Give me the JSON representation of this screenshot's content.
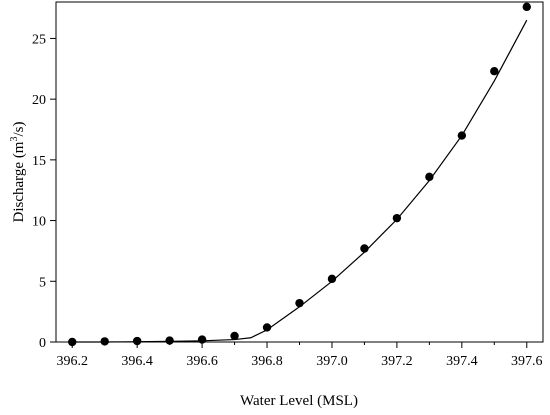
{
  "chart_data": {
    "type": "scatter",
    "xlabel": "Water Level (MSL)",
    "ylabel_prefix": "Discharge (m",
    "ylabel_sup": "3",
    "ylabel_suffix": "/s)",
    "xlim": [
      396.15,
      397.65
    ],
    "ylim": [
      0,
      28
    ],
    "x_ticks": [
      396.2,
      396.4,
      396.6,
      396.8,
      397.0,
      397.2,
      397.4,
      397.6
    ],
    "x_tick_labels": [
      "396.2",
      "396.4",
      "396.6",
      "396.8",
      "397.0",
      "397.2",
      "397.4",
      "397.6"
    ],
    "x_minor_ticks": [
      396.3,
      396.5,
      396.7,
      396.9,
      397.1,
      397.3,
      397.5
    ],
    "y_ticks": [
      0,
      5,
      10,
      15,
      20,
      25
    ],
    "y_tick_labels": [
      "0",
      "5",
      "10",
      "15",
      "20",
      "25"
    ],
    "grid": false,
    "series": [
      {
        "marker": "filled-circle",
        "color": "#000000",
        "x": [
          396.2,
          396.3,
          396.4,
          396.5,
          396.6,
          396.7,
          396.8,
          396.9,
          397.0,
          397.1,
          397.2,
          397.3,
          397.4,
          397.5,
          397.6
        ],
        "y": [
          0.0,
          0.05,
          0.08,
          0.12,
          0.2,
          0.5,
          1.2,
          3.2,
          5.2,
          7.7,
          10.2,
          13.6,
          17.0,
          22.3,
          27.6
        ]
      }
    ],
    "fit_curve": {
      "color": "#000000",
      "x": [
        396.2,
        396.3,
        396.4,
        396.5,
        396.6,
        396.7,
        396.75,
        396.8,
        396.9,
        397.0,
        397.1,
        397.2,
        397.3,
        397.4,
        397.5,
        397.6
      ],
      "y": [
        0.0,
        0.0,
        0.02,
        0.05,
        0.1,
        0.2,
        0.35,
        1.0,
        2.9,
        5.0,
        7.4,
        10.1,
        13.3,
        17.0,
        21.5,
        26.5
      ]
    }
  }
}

########################################

Exercise details. Write out all the entries exactly, except for the pictures.

Response.
Give me the JSON representation of this screenshot's content.
{
  "chart_data": {
    "type": "scatter",
    "xlabel": "Water Level (MSL)",
    "ylabel_prefix": "Discharge (m",
    "ylabel_sup": "3",
    "ylabel_suffix": "/s)",
    "xlim": [
      396.15,
      397.65
    ],
    "ylim": [
      0,
      28
    ],
    "x_ticks": [
      396.2,
      396.4,
      396.6,
      396.8,
      397.0,
      397.2,
      397.4,
      397.6
    ],
    "x_tick_labels": [
      "396.2",
      "396.4",
      "396.6",
      "396.8",
      "397.0",
      "397.2",
      "397.4",
      "397.6"
    ],
    "x_minor_ticks": [
      396.3,
      396.5,
      396.7,
      396.9,
      397.1,
      397.3,
      397.5
    ],
    "y_ticks": [
      0,
      5,
      10,
      15,
      20,
      25
    ],
    "y_tick_labels": [
      "0",
      "5",
      "10",
      "15",
      "20",
      "25"
    ],
    "grid": false,
    "series": [
      {
        "marker": "filled-circle",
        "color": "#000000",
        "x": [
          396.2,
          396.3,
          396.4,
          396.5,
          396.6,
          396.7,
          396.8,
          396.9,
          397.0,
          397.1,
          397.2,
          397.3,
          397.4,
          397.5,
          397.6
        ],
        "y": [
          0.0,
          0.05,
          0.08,
          0.12,
          0.2,
          0.5,
          1.2,
          3.2,
          5.2,
          7.7,
          10.2,
          13.6,
          17.0,
          22.3,
          27.6
        ]
      }
    ],
    "fit_curve": {
      "color": "#000000",
      "x": [
        396.2,
        396.3,
        396.4,
        396.5,
        396.6,
        396.7,
        396.75,
        396.8,
        396.9,
        397.0,
        397.1,
        397.2,
        397.3,
        397.4,
        397.5,
        397.6
      ],
      "y": [
        0.0,
        0.0,
        0.02,
        0.05,
        0.1,
        0.2,
        0.35,
        1.0,
        2.9,
        5.0,
        7.4,
        10.1,
        13.3,
        17.0,
        21.5,
        26.5
      ]
    }
  }
}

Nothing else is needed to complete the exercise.